● RECORDS FOR THIS TASK
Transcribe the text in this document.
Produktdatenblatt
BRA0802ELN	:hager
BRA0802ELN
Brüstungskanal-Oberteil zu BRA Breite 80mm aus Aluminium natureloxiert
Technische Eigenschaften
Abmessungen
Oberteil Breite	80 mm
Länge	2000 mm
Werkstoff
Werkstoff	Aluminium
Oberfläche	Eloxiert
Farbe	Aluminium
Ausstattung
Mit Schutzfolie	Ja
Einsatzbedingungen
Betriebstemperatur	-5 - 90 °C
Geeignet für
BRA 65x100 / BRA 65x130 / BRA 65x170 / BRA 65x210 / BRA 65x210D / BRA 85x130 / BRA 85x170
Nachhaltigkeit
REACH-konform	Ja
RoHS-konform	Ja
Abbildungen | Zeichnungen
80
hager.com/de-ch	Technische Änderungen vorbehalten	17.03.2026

● JOB
Looking at the records above, tally the lines holding "Oberteil" and reply with that number only.

● RESULT OF THE TASK
2